Task to carry out:
Review the listing and copy each line that holds the word "this".

--- BEGIN ---

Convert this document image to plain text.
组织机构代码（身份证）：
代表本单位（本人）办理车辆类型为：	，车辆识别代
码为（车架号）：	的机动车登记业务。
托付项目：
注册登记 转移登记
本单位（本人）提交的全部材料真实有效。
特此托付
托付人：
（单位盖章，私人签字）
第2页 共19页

--- END ---
--- BEGIN ---

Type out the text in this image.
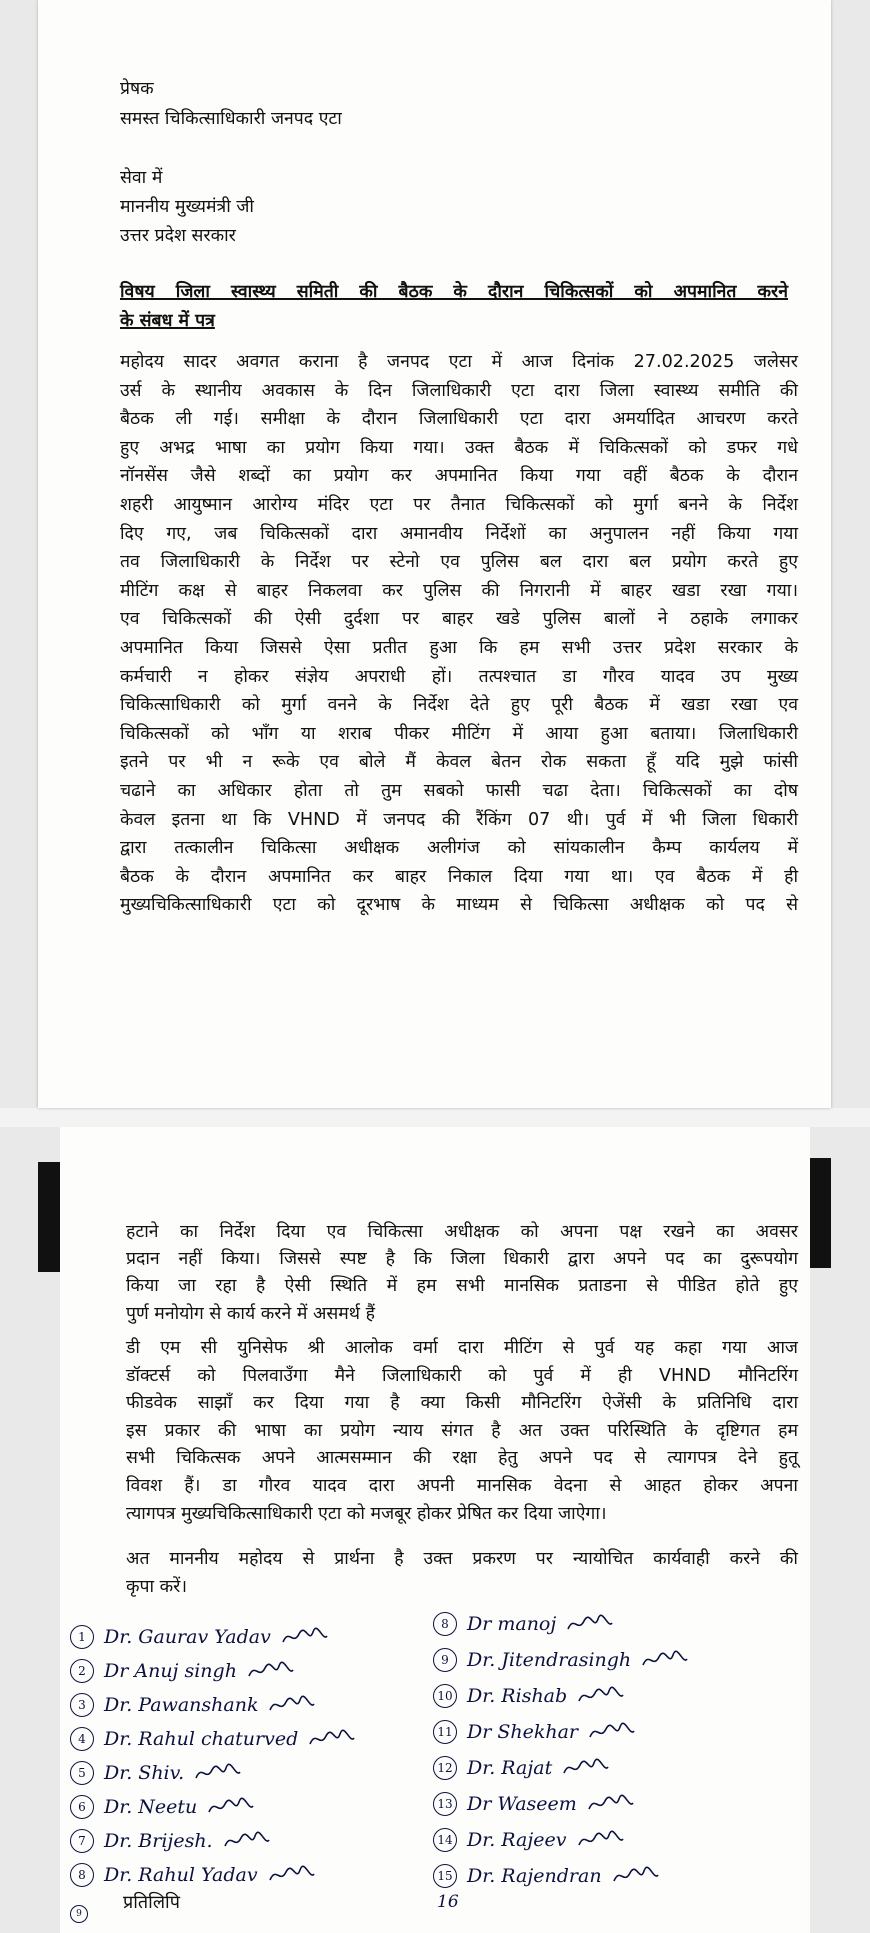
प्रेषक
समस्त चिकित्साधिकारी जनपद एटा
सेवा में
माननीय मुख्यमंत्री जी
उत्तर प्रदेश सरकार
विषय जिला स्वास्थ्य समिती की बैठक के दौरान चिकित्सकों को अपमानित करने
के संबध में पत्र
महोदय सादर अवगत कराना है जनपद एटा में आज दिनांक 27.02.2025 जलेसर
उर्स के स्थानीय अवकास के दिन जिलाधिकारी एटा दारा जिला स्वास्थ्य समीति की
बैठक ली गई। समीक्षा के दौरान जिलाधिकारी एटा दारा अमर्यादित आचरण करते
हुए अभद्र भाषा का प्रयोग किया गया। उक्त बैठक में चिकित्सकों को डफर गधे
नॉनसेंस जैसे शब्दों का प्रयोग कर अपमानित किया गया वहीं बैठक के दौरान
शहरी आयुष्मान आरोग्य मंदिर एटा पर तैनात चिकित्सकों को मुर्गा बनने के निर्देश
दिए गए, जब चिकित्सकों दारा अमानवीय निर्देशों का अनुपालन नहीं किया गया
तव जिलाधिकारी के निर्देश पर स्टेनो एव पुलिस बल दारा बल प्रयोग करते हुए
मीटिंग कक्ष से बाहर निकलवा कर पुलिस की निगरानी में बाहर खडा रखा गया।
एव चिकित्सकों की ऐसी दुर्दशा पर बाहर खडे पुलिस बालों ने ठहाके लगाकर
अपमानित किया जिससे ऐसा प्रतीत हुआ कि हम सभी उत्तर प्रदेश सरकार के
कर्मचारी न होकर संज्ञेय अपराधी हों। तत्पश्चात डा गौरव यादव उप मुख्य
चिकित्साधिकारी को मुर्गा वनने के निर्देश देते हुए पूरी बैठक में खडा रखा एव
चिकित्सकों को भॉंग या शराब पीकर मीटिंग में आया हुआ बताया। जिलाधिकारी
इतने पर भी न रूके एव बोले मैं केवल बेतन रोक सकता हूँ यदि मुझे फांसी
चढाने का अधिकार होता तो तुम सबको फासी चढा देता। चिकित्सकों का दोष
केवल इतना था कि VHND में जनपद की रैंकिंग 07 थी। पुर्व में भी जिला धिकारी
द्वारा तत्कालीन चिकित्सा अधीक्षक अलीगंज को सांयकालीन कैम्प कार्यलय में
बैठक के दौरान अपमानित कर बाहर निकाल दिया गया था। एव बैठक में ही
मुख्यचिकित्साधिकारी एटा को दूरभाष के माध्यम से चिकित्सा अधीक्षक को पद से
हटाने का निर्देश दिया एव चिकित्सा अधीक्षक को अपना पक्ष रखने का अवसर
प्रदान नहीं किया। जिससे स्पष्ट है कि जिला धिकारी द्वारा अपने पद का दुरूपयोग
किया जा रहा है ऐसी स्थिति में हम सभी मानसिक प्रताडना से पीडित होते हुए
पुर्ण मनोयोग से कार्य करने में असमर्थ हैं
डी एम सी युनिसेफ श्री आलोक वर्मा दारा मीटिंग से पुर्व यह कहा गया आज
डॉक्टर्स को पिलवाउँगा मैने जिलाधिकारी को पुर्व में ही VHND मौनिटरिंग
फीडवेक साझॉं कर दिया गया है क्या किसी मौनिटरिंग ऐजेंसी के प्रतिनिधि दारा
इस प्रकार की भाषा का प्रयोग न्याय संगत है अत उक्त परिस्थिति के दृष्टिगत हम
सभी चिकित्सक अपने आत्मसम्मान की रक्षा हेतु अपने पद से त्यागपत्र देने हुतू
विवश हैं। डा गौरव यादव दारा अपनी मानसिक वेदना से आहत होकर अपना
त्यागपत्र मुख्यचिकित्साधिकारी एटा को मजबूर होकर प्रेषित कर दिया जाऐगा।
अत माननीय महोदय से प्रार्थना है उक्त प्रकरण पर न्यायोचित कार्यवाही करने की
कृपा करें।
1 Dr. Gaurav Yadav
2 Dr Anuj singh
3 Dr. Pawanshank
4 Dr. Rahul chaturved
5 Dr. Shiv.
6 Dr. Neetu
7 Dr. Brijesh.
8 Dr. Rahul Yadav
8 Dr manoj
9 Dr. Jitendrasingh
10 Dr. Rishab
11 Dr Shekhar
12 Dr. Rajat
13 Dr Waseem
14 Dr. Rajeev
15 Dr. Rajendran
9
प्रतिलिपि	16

--- END ---

Response to the task:
Convert this document image to plain text.
Type out the text in this image.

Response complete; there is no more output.